WHAT YOU NEED TO DO >> In the entries below, find every line with "соглашением" and copy it.
====================
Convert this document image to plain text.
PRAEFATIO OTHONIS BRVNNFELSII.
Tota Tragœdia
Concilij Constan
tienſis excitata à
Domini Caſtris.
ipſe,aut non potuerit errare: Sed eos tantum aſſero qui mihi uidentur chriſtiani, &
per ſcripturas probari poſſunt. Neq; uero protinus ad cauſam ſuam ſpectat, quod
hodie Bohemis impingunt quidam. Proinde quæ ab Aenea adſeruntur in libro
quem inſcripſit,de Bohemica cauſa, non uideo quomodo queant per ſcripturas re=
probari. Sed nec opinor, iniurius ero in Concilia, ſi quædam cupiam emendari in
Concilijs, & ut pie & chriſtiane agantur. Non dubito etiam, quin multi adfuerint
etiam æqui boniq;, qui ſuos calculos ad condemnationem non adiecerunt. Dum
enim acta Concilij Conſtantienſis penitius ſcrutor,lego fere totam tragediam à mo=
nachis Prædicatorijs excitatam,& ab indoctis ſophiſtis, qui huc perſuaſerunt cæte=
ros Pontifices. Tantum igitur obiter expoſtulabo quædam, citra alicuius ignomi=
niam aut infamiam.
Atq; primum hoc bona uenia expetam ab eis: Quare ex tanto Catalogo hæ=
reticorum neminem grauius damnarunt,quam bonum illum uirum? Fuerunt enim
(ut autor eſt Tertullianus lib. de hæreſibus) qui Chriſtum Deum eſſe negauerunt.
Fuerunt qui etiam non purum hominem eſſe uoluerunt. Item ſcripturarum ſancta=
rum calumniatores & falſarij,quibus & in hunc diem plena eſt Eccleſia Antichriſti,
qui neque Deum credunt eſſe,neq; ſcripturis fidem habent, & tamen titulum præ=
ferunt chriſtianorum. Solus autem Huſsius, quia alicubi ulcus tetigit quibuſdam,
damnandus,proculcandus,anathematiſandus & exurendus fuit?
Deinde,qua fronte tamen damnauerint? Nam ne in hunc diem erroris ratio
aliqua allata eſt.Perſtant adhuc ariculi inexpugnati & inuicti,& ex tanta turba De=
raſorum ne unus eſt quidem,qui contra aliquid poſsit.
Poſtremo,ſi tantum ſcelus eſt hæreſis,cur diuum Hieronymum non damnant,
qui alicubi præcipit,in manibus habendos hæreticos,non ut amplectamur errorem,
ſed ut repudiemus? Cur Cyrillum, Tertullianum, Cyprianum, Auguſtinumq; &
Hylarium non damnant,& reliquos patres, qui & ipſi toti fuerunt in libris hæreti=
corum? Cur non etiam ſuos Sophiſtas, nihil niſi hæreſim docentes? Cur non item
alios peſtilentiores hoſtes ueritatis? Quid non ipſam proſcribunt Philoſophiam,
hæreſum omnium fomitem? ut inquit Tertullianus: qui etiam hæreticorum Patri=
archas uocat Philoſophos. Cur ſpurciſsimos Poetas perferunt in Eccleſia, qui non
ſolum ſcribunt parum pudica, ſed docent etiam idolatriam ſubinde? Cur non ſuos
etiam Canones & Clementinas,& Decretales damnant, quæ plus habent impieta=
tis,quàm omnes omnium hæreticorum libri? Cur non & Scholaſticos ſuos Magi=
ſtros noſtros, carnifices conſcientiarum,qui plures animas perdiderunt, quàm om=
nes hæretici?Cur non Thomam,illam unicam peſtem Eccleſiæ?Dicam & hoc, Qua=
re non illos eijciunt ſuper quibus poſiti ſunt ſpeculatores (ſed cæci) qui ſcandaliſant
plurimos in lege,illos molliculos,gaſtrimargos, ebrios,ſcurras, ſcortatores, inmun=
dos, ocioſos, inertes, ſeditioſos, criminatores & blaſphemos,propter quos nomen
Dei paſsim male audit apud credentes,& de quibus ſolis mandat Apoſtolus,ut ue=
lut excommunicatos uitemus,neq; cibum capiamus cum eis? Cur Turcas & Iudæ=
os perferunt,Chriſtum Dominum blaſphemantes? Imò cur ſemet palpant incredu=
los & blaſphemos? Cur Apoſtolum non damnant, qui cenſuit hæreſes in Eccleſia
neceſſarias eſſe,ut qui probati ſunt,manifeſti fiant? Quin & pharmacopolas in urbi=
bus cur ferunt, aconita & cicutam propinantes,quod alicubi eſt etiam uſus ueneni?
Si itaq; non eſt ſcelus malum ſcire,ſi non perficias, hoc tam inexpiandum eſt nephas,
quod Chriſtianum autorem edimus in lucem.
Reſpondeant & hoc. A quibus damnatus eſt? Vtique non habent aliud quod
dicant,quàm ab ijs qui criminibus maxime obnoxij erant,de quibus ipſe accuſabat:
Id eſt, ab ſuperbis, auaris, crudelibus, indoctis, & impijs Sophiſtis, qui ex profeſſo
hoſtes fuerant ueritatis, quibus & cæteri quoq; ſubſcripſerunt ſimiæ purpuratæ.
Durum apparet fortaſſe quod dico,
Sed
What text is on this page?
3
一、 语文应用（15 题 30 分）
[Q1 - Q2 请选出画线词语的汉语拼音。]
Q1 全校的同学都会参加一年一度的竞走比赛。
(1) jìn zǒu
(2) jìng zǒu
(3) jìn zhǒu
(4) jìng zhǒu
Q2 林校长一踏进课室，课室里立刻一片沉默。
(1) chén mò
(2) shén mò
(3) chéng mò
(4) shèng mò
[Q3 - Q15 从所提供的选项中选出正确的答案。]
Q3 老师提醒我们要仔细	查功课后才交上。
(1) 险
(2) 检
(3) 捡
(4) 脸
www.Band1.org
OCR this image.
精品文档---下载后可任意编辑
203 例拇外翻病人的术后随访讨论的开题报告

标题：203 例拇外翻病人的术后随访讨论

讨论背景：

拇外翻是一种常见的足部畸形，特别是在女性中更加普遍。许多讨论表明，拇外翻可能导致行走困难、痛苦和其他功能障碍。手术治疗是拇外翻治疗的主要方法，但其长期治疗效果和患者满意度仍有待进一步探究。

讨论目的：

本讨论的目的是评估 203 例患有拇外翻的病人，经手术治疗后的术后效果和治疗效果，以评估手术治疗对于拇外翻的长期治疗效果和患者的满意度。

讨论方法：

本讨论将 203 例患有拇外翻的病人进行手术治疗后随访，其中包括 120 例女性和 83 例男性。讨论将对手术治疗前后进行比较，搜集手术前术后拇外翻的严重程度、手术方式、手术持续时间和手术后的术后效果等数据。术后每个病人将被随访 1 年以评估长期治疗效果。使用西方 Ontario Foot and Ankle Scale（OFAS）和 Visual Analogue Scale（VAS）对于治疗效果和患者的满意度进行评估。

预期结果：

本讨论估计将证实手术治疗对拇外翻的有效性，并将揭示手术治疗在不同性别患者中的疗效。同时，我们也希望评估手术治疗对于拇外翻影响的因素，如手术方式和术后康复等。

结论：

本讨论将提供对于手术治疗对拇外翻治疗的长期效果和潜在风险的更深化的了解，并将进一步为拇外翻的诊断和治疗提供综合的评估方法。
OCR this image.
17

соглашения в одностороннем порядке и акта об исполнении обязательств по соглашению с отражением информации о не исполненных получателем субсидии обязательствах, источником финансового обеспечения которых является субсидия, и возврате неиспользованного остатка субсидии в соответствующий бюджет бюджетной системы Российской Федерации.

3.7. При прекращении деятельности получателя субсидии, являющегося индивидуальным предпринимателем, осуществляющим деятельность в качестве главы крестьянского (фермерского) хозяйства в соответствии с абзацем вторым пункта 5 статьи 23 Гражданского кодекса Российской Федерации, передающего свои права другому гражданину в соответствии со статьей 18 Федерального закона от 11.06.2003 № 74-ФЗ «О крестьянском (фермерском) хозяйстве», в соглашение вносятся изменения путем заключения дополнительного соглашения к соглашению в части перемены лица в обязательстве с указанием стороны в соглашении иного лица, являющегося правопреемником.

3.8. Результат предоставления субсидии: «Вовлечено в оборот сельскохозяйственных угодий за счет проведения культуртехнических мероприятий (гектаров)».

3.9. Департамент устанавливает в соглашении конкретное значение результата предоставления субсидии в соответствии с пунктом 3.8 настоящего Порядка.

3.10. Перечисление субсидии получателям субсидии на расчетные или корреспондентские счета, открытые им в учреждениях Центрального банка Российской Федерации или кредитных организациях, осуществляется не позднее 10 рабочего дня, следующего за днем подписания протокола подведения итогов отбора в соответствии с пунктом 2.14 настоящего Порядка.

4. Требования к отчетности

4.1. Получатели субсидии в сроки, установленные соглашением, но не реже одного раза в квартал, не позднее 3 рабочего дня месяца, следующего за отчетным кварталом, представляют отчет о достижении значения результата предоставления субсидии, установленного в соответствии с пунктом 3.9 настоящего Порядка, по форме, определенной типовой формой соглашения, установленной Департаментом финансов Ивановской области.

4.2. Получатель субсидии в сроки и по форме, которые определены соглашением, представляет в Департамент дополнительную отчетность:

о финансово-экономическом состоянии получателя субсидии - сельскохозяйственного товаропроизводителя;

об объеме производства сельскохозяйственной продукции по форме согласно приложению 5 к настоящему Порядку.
====================
EXERCISE SOLUTION >>
4.1. Получатели субсидии в сроки, установленные соглашением, но не реже одного раза в квартал, не позднее 3 рабочего дня месяца, следующего за отчетным кварталом, представляют отчет о достижении значения результата предоставления субсидии, установленного в соответствии с пунктом 3.9 настоящего Порядка, по форме, определенной типовой формой соглашения, установленной Департаментом финансов Ивановской области.
4.2. Получатель субсидии в сроки и по форме, которые определены соглашением, представляет в Департамент дополнительную отчетность:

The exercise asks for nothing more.